Only a number is wanted. Count the lines holding the string "JSON".

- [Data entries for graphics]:
• • •

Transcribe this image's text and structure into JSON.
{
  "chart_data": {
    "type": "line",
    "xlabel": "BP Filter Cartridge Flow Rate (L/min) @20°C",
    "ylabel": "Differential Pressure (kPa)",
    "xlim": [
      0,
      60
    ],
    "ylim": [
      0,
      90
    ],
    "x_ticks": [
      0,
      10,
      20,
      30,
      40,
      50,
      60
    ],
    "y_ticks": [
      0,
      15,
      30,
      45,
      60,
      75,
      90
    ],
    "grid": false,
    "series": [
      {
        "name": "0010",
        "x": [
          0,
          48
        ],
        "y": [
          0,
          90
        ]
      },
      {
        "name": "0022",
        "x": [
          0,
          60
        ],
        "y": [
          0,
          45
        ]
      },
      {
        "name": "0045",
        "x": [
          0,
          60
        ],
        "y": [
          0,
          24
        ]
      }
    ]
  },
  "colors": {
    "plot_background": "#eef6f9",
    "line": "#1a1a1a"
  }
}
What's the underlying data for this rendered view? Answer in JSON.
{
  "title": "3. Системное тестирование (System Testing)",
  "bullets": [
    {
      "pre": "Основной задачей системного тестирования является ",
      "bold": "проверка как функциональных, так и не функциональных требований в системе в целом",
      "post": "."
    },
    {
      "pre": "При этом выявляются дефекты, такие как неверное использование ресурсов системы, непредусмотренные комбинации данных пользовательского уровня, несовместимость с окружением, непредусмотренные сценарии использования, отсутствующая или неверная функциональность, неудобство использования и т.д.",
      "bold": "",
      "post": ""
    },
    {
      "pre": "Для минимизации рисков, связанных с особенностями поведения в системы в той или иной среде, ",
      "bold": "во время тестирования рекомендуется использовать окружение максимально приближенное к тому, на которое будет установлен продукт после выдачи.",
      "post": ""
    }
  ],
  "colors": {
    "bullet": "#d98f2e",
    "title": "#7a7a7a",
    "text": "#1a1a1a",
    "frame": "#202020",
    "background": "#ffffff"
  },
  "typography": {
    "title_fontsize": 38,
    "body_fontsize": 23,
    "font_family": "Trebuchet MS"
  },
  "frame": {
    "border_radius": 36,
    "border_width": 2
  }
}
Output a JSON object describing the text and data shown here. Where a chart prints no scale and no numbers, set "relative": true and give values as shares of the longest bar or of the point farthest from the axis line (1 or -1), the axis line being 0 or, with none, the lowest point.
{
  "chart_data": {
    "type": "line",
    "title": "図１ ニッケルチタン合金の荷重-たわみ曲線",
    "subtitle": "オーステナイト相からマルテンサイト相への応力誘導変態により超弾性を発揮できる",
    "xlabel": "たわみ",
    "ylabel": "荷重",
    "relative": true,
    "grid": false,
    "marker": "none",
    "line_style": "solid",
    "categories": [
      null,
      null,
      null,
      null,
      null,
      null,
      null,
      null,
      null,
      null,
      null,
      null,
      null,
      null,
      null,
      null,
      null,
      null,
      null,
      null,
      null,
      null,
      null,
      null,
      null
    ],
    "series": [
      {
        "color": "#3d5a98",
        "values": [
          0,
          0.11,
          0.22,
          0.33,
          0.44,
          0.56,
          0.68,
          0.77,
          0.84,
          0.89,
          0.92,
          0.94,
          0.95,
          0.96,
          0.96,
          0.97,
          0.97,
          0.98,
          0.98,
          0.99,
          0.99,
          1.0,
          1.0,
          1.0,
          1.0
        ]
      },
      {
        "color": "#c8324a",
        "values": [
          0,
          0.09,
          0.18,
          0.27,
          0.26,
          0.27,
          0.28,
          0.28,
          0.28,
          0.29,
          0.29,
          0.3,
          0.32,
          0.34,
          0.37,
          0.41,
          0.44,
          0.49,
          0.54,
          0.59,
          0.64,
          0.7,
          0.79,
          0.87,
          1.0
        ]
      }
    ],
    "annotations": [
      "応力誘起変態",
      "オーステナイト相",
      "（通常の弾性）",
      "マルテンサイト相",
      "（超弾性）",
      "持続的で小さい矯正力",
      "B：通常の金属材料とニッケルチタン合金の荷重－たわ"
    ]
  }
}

• • •

- [Output of the task]: 3